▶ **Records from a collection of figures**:
++++++

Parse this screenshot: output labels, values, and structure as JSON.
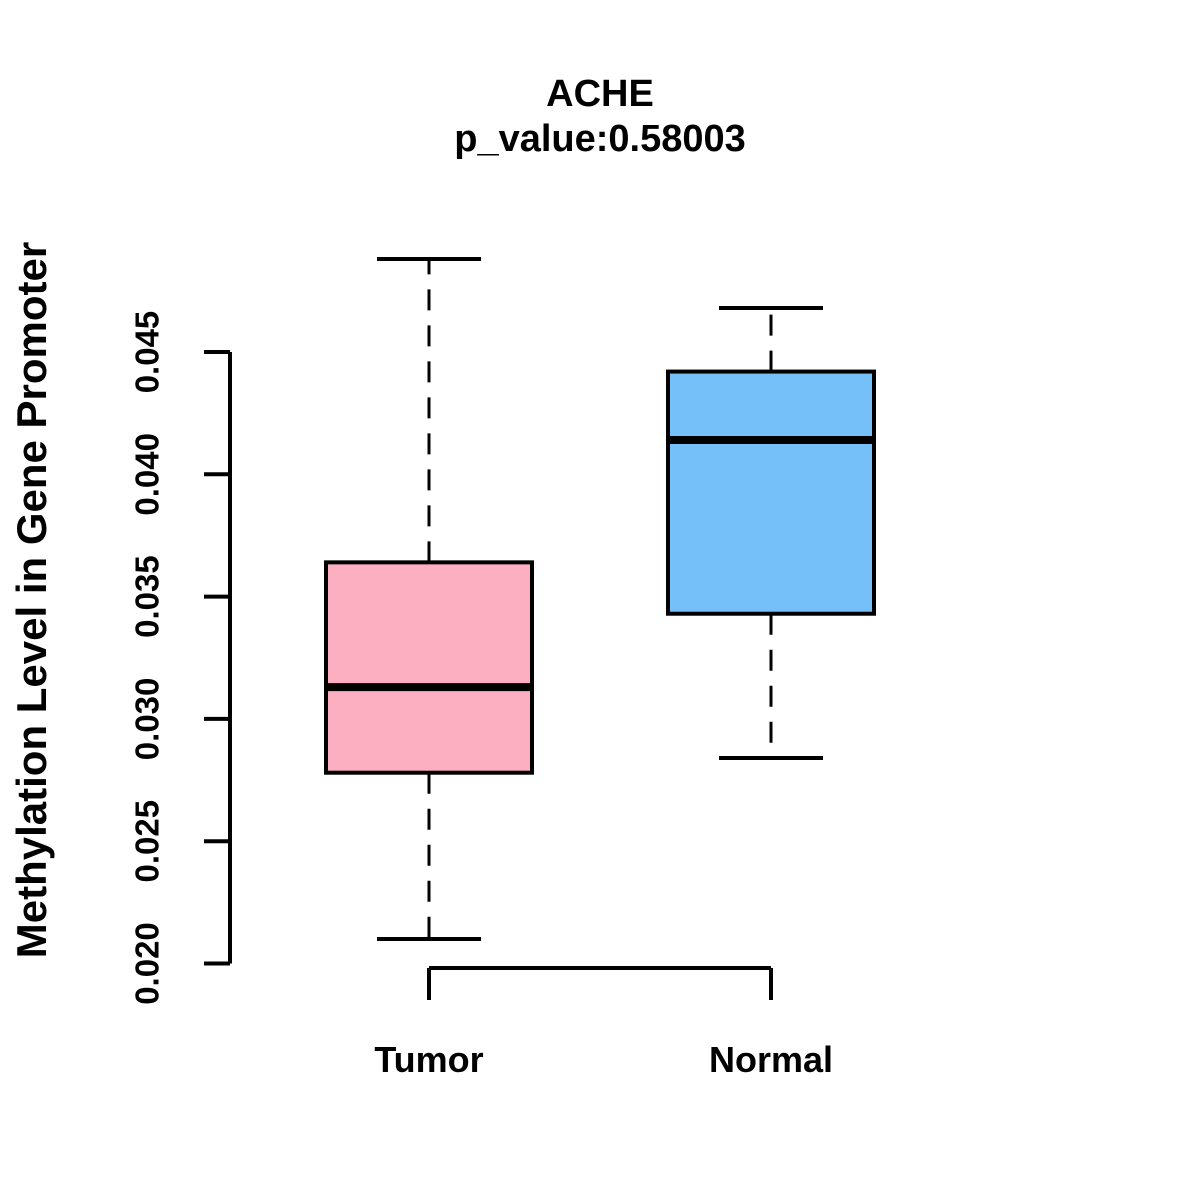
{
  "header": {
    "title": "ACHE",
    "subtitle": "p_value:0.58003"
  },
  "chart_data": {
    "type": "boxplot",
    "title": "ACHE",
    "subtitle": "p_value:0.58003",
    "xlabel": "",
    "ylabel": "Methylation Level in Gene Promoter",
    "ylim": [
      0.0185,
      0.049
    ],
    "yticks": [
      0.02,
      0.025,
      0.03,
      0.035,
      0.04,
      0.045
    ],
    "ytick_labels": [
      "0.020",
      "0.025",
      "0.030",
      "0.035",
      "0.040",
      "0.045"
    ],
    "categories": [
      "Tumor",
      "Normal"
    ],
    "grid": "off",
    "legend": "none",
    "series": [
      {
        "name": "Tumor",
        "box_color": "#FDAFC2",
        "whisker_low": 0.021,
        "q1": 0.0278,
        "median": 0.0313,
        "q3": 0.0364,
        "whisker_high": 0.0488
      },
      {
        "name": "Normal",
        "box_color": "#75C0F8",
        "whisker_low": 0.0284,
        "q1": 0.0343,
        "median": 0.0414,
        "q3": 0.0442,
        "whisker_high": 0.0468
      }
    ],
    "style": {
      "stroke_color": "#000000",
      "background": "#ffffff"
    }
  }
}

++++++

▶ **Task**:
Without copying any images, transcribe the records exactly as they stand.

▶ **Exercise response**:
Parse this screenshot: output labels, values, and structure as JSON.
{
  "header": {
    "title": "ACHE",
    "subtitle": "p_value:0.58003"
  },
  "chart_data": {
    "type": "boxplot",
    "title": "ACHE",
    "subtitle": "p_value:0.58003",
    "xlabel": "",
    "ylabel": "Methylation Level in Gene Promoter",
    "ylim": [
      0.0185,
      0.049
    ],
    "yticks": [
      0.02,
      0.025,
      0.03,
      0.035,
      0.04,
      0.045
    ],
    "ytick_labels": [
      "0.020",
      "0.025",
      "0.030",
      "0.035",
      "0.040",
      "0.045"
    ],
    "categories": [
      "Tumor",
      "Normal"
    ],
    "grid": "off",
    "legend": "none",
    "series": [
      {
        "name": "Tumor",
        "box_color": "#FDAFC2",
        "whisker_low": 0.021,
        "q1": 0.0278,
        "median": 0.0313,
        "q3": 0.0364,
        "whisker_high": 0.0488
      },
      {
        "name": "Normal",
        "box_color": "#75C0F8",
        "whisker_low": 0.0284,
        "q1": 0.0343,
        "median": 0.0414,
        "q3": 0.0442,
        "whisker_high": 0.0468
      }
    ],
    "style": {
      "stroke_color": "#000000",
      "background": "#ffffff"
    }
  }
}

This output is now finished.